### Directions
Scan the listing below. Report each line that includes "Count".

### Listing

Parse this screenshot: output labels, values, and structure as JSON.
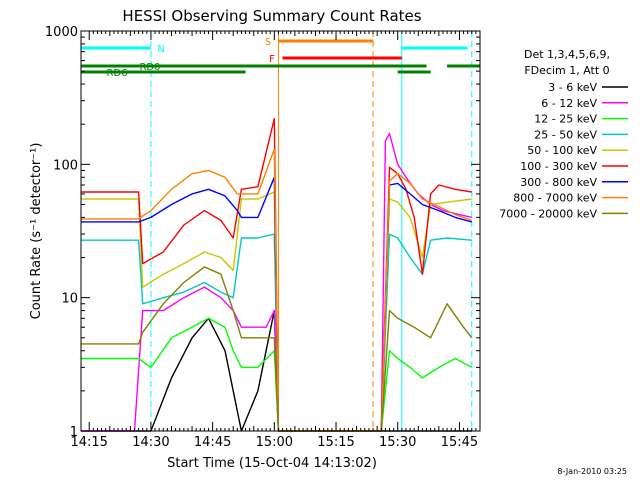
{
  "chart_data": {
    "type": "line",
    "title": "HESSI Observing Summary Count Rates",
    "xlabel": "Start Time (15-Oct-04 14:13:02)",
    "ylabel": "Count Rate (s⁻¹ detector⁻¹)",
    "yscale": "log",
    "ylim": [
      1,
      1000
    ],
    "xlim": [
      "14:13",
      "15:50"
    ],
    "x_ticks": [
      "14:15",
      "14:30",
      "14:45",
      "15:00",
      "15:15",
      "15:30",
      "15:45"
    ],
    "y_ticks": [
      "1",
      "10",
      "100",
      "1000"
    ],
    "footer": "8-Jan-2010 03:25",
    "legend_position": "right",
    "legend_header": [
      "Det 1,3,4,5,6,9,",
      "FDecim 1, Att 0"
    ],
    "flags": [
      {
        "label": "N",
        "color": "#00ffff",
        "segments": [
          [
            "14:13",
            "14:30"
          ],
          [
            "15:31",
            "15:47"
          ]
        ]
      },
      {
        "label": "RD0",
        "color": "#008000",
        "segments": [
          [
            "14:13",
            "14:53"
          ],
          [
            "14:53",
            "15:37"
          ],
          [
            "15:42",
            "15:50"
          ]
        ]
      },
      {
        "label": "RD6",
        "color": "#008000",
        "segments": [
          [
            "14:13",
            "14:53"
          ],
          [
            "15:30",
            "15:38"
          ]
        ]
      },
      {
        "label": "S",
        "color": "#ff8000",
        "segments": [
          [
            "15:01",
            "15:24"
          ]
        ]
      },
      {
        "label": "F",
        "color": "#ff0000",
        "segments": [
          [
            "15:02",
            "15:31"
          ]
        ]
      }
    ],
    "vlines": [
      {
        "t": "14:13",
        "color": "#00ffff",
        "style": "solid"
      },
      {
        "t": "14:30",
        "color": "#00ffff",
        "style": "dashed"
      },
      {
        "t": "15:01",
        "color": "#ff8000",
        "style": "solid"
      },
      {
        "t": "15:24",
        "color": "#ff8000",
        "style": "dashed"
      },
      {
        "t": "15:31",
        "color": "#00ffff",
        "style": "solid"
      },
      {
        "t": "15:48",
        "color": "#00ffff",
        "style": "dashed"
      }
    ],
    "series": [
      {
        "name": "3 - 6 keV",
        "color": "#000000",
        "x": [
          "14:13",
          "14:27",
          "14:30",
          "14:35",
          "14:40",
          "14:44",
          "14:48",
          "14:50",
          "14:52",
          "14:56",
          "15:00",
          "15:01",
          "15:26",
          "15:28",
          "15:30",
          "15:32",
          "15:35",
          "15:38",
          "15:40",
          "15:45",
          "15:48"
        ],
        "y": [
          1,
          1,
          1,
          2.5,
          5,
          7,
          4,
          2,
          1,
          2,
          8,
          1,
          1,
          1,
          1,
          1,
          1,
          1,
          1,
          1,
          1
        ]
      },
      {
        "name": "6 - 12 keV",
        "color": "#ff00ff",
        "x": [
          "14:13",
          "14:26",
          "14:28",
          "14:33",
          "14:38",
          "14:43",
          "14:47",
          "14:50",
          "14:52",
          "14:58",
          "15:00",
          "15:01",
          "15:26",
          "15:27",
          "15:28",
          "15:29",
          "15:30",
          "15:32",
          "15:35",
          "15:38",
          "15:41",
          "15:45",
          "15:48"
        ],
        "y": [
          1,
          1,
          8,
          8,
          10,
          12,
          10,
          8,
          6,
          6,
          8,
          1,
          1,
          150,
          170,
          130,
          100,
          80,
          60,
          50,
          45,
          42,
          40
        ]
      },
      {
        "name": "12 - 25 keV",
        "color": "#00ff00",
        "x": [
          "14:13",
          "14:27",
          "14:30",
          "14:35",
          "14:40",
          "14:44",
          "14:48",
          "14:50",
          "14:52",
          "14:56",
          "15:00",
          "15:01",
          "15:26",
          "15:28",
          "15:30",
          "15:33",
          "15:36",
          "15:40",
          "15:44",
          "15:48"
        ],
        "y": [
          3.5,
          3.5,
          3,
          5,
          6,
          7,
          6,
          4,
          3,
          3,
          4,
          1,
          1,
          4,
          3.5,
          3,
          2.5,
          3,
          3.5,
          3
        ]
      },
      {
        "name": "25 - 50 keV",
        "color": "#00c8c8",
        "x": [
          "14:13",
          "14:27",
          "14:28",
          "14:33",
          "14:38",
          "14:43",
          "14:47",
          "14:50",
          "14:52",
          "14:56",
          "15:00",
          "15:01",
          "15:26",
          "15:28",
          "15:30",
          "15:33",
          "15:36",
          "15:38",
          "15:42",
          "15:48"
        ],
        "y": [
          27,
          27,
          9,
          10,
          11,
          13,
          11,
          10,
          28,
          28,
          30,
          1,
          1,
          30,
          28,
          20,
          15,
          27,
          28,
          27
        ]
      },
      {
        "name": "50 - 100 keV",
        "color": "#c8c800",
        "x": [
          "14:13",
          "14:27",
          "14:28",
          "14:33",
          "14:38",
          "14:43",
          "14:47",
          "14:50",
          "14:52",
          "14:56",
          "15:00",
          "15:01",
          "15:26",
          "15:28",
          "15:30",
          "15:33",
          "15:36",
          "15:38",
          "15:42",
          "15:48"
        ],
        "y": [
          55,
          55,
          12,
          15,
          18,
          22,
          20,
          16,
          55,
          55,
          62,
          1,
          1,
          55,
          52,
          40,
          20,
          50,
          52,
          55
        ]
      },
      {
        "name": "100 - 300 keV",
        "color": "#ff0000",
        "x": [
          "14:13",
          "14:27",
          "14:28",
          "14:33",
          "14:38",
          "14:43",
          "14:47",
          "14:50",
          "14:52",
          "14:56",
          "15:00",
          "15:01",
          "15:26",
          "15:28",
          "15:30",
          "15:32",
          "15:34",
          "15:36",
          "15:38",
          "15:40",
          "15:44",
          "15:48"
        ],
        "y": [
          62,
          62,
          18,
          22,
          35,
          45,
          38,
          28,
          65,
          68,
          220,
          1,
          1,
          95,
          85,
          65,
          40,
          15,
          60,
          70,
          65,
          62
        ]
      },
      {
        "name": "300 - 800 keV",
        "color": "#0000ff",
        "x": [
          "14:13",
          "14:27",
          "14:30",
          "14:35",
          "14:40",
          "14:44",
          "14:48",
          "14:51",
          "14:52",
          "14:56",
          "15:00",
          "15:01",
          "15:26",
          "15:28",
          "15:30",
          "15:33",
          "15:36",
          "15:40",
          "15:44",
          "15:48"
        ],
        "y": [
          37,
          37,
          40,
          50,
          60,
          65,
          58,
          45,
          40,
          40,
          80,
          1,
          1,
          70,
          72,
          60,
          50,
          45,
          40,
          37
        ]
      },
      {
        "name": "800 - 7000 keV",
        "color": "#ff8000",
        "x": [
          "14:13",
          "14:27",
          "14:30",
          "14:35",
          "14:40",
          "14:44",
          "14:48",
          "14:51",
          "14:52",
          "14:56",
          "15:00",
          "15:01",
          "15:26",
          "15:28",
          "15:30",
          "15:33",
          "15:36",
          "15:40",
          "15:44",
          "15:48"
        ],
        "y": [
          39,
          39,
          45,
          65,
          85,
          90,
          80,
          60,
          60,
          60,
          130,
          1,
          1,
          75,
          85,
          72,
          55,
          48,
          42,
          38
        ]
      },
      {
        "name": "7000 - 20000 keV",
        "color": "#808000",
        "x": [
          "14:13",
          "14:27",
          "14:28",
          "14:33",
          "14:38",
          "14:43",
          "14:47",
          "14:50",
          "14:52",
          "14:56",
          "15:00",
          "15:01",
          "15:26",
          "15:28",
          "15:30",
          "15:34",
          "15:38",
          "15:42",
          "15:46",
          "15:48"
        ],
        "y": [
          4.5,
          4.5,
          5.5,
          9,
          13,
          17,
          15,
          8,
          5,
          5,
          5,
          1,
          1,
          8,
          7,
          6,
          5,
          9,
          6,
          5
        ]
      }
    ]
  }
}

### Reply
    "title": "HESSI Observing Summary Count Rates",
    "ylabel": "Count Rate (s⁻¹ detector⁻¹)",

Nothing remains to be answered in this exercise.